>> START INPUT FOR THIS TASK

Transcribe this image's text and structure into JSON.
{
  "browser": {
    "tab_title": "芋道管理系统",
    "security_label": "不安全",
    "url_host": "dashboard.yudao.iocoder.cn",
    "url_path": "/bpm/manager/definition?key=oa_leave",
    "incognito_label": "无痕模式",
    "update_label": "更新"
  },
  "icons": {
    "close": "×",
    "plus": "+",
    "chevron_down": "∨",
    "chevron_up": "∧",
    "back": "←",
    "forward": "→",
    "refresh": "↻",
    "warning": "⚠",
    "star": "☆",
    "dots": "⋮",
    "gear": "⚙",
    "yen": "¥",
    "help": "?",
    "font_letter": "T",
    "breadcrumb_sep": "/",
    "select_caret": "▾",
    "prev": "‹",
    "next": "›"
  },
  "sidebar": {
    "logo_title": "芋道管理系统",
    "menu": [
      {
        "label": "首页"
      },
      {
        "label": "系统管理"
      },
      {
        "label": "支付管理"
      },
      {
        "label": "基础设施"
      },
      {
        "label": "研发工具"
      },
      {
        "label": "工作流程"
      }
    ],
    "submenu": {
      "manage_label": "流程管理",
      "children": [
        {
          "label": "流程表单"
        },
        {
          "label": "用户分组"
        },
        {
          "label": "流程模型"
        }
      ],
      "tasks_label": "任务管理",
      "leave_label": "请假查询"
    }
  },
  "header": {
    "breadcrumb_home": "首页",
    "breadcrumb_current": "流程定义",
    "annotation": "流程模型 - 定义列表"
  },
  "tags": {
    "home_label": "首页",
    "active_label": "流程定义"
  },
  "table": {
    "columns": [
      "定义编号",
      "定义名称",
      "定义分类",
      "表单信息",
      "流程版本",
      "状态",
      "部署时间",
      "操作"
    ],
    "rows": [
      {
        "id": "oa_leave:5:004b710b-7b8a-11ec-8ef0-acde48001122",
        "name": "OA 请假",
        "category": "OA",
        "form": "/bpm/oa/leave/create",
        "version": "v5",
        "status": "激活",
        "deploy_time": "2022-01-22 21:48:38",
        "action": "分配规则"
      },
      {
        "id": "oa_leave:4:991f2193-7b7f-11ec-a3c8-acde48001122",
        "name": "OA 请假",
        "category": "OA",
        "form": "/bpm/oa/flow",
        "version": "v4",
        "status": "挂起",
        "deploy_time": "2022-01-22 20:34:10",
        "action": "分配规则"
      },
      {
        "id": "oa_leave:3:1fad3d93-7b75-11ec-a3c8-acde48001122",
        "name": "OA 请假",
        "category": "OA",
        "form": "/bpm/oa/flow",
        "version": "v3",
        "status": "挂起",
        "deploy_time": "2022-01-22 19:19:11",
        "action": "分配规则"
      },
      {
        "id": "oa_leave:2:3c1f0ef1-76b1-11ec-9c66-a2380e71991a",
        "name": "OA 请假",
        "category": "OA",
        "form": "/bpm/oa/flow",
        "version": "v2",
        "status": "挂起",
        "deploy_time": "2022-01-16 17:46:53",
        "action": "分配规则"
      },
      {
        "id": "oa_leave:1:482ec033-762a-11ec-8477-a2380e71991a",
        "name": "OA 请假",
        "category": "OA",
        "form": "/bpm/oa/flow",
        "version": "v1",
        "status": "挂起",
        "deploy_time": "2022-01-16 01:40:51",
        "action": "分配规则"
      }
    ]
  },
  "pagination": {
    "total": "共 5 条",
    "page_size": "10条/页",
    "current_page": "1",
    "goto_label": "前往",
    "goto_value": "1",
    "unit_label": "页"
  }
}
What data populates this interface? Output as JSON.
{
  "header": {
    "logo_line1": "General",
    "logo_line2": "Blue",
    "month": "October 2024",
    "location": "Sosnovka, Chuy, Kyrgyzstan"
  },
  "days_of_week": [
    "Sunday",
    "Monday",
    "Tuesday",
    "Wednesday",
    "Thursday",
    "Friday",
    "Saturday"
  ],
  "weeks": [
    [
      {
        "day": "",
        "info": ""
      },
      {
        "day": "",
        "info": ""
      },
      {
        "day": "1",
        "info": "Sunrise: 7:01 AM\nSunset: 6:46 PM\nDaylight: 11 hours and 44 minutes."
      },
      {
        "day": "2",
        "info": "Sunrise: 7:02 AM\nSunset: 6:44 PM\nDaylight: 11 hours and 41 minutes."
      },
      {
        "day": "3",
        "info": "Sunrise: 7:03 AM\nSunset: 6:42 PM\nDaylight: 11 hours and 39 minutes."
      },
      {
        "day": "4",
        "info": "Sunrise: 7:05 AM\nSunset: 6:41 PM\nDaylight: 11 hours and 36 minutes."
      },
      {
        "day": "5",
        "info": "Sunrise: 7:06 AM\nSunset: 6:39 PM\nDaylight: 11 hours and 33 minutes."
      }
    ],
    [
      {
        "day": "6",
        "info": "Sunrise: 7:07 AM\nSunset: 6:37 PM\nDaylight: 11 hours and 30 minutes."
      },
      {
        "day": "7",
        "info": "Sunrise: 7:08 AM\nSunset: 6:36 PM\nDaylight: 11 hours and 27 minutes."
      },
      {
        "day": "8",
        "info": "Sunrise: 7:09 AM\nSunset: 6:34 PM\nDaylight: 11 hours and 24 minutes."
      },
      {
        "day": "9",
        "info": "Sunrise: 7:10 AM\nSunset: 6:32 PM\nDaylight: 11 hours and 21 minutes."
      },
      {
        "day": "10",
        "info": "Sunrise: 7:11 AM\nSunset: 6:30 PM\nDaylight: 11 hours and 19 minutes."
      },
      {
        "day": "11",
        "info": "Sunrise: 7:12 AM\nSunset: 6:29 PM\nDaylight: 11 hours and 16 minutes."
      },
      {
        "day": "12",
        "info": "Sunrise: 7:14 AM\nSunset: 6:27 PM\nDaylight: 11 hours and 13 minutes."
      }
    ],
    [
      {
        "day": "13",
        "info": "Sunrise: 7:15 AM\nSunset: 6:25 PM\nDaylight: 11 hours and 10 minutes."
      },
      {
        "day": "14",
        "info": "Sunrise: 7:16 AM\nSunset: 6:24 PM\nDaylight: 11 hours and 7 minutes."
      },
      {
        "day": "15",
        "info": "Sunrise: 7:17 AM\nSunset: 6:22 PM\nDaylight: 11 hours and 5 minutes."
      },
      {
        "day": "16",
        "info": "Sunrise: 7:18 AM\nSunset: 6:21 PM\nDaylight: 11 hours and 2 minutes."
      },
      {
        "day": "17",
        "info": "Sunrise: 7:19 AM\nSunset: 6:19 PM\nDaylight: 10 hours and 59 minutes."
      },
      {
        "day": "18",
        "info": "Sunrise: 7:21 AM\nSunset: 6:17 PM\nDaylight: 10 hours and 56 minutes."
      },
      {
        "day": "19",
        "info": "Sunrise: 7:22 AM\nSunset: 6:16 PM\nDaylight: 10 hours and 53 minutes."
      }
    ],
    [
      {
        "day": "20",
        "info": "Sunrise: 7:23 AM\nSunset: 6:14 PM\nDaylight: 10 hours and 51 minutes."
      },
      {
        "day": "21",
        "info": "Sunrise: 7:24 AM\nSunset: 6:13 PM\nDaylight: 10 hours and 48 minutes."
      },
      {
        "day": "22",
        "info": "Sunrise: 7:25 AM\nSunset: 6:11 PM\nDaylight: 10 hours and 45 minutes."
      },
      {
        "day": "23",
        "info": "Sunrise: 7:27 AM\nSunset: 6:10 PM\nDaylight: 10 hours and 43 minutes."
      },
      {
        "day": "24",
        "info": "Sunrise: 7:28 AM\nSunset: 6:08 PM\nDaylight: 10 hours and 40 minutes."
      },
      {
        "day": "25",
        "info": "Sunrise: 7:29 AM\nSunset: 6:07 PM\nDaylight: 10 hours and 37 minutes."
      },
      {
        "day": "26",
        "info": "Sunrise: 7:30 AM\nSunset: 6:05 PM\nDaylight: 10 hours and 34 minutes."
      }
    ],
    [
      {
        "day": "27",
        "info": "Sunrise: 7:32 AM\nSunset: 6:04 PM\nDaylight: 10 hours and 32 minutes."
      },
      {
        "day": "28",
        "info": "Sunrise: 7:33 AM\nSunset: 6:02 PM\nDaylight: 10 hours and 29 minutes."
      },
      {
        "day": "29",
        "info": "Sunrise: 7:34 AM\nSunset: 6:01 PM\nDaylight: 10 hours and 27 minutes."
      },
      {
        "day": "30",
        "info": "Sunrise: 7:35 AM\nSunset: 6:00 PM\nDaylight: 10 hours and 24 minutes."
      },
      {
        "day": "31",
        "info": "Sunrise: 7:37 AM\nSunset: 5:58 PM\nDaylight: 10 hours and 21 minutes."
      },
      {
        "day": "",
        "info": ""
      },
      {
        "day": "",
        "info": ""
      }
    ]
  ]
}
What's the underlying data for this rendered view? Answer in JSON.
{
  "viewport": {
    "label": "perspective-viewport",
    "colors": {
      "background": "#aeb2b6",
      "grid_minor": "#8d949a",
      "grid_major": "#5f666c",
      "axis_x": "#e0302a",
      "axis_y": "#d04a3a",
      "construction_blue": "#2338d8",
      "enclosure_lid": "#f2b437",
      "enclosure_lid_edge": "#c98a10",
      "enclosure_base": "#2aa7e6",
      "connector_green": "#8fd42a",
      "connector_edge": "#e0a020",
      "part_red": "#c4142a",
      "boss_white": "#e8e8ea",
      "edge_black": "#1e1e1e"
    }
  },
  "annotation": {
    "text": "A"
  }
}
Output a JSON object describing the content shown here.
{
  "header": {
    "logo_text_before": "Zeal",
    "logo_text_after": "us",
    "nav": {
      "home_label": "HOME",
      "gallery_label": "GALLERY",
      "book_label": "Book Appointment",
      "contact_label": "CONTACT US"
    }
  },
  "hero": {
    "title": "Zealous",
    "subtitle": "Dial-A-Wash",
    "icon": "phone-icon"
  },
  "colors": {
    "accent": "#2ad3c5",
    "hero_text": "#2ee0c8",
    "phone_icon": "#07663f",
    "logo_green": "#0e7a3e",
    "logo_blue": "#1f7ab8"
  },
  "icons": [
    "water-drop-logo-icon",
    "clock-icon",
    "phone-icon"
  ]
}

>> END INPUT FOR THIS TASK

Count the lines above that contain the word "What", and give only that number.

2